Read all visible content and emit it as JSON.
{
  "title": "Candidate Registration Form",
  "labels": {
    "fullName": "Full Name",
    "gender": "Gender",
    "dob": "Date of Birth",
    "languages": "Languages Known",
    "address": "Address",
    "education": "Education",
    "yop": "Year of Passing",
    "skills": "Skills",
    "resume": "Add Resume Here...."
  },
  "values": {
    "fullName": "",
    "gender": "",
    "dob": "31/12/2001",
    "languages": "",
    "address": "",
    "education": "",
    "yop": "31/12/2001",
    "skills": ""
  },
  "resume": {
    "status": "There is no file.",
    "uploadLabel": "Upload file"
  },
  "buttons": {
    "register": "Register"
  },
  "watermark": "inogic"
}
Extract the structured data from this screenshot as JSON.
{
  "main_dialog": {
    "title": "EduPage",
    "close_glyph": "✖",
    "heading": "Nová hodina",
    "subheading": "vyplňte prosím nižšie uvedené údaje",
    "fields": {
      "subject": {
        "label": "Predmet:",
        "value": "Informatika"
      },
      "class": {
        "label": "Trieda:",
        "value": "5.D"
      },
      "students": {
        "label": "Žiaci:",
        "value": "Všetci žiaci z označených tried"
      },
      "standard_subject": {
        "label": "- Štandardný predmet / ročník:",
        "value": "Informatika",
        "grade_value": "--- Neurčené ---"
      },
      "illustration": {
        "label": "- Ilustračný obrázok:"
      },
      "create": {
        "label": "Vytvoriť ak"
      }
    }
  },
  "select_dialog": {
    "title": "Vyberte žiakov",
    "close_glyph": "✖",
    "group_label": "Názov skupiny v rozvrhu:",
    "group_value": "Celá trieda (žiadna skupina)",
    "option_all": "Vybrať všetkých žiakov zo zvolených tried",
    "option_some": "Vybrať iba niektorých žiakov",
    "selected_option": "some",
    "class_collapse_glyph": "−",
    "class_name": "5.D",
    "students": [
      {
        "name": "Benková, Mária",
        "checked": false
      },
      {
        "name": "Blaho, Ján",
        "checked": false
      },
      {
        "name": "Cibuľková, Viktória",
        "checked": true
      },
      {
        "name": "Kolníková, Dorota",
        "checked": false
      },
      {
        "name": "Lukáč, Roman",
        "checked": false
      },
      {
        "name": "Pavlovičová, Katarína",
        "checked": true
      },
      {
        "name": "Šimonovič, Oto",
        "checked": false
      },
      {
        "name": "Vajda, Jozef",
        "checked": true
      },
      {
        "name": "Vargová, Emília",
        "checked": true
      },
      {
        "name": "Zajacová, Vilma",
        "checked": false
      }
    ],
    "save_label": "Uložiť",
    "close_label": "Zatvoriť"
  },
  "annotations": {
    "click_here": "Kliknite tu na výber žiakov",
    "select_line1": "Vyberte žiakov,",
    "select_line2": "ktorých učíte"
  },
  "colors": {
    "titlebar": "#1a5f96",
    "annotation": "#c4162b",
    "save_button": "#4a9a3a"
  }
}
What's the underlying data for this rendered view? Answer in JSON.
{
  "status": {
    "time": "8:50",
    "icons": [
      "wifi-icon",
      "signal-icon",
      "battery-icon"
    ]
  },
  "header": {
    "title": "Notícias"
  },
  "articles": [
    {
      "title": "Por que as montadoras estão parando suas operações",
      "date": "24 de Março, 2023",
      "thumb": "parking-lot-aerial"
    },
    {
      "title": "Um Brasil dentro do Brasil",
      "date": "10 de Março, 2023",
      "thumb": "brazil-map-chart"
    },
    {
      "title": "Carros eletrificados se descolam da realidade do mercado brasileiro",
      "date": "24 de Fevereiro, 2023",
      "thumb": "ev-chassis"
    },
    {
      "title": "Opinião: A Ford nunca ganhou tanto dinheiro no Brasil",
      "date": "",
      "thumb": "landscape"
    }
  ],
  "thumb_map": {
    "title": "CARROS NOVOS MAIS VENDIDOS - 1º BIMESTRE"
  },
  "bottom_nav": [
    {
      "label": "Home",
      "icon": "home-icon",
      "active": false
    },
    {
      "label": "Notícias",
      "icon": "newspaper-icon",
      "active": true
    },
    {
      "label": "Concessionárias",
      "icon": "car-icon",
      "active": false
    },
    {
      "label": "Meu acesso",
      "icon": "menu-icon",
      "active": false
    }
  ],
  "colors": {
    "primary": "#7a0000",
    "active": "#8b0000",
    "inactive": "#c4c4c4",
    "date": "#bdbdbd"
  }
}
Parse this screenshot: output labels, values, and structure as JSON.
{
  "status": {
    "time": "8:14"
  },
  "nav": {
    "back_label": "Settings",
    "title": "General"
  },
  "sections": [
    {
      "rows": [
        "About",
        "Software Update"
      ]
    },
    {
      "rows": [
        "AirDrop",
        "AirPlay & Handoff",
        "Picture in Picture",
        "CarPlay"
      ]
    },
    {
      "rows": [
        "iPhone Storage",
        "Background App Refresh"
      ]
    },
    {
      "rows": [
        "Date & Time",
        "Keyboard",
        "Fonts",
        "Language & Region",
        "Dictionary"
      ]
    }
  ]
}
═══
Description of the task: Lines containing the string "Informatika" are to be selected and copied.

Completed exercise:
        "value": "Informatika"
        "value": "Informatika",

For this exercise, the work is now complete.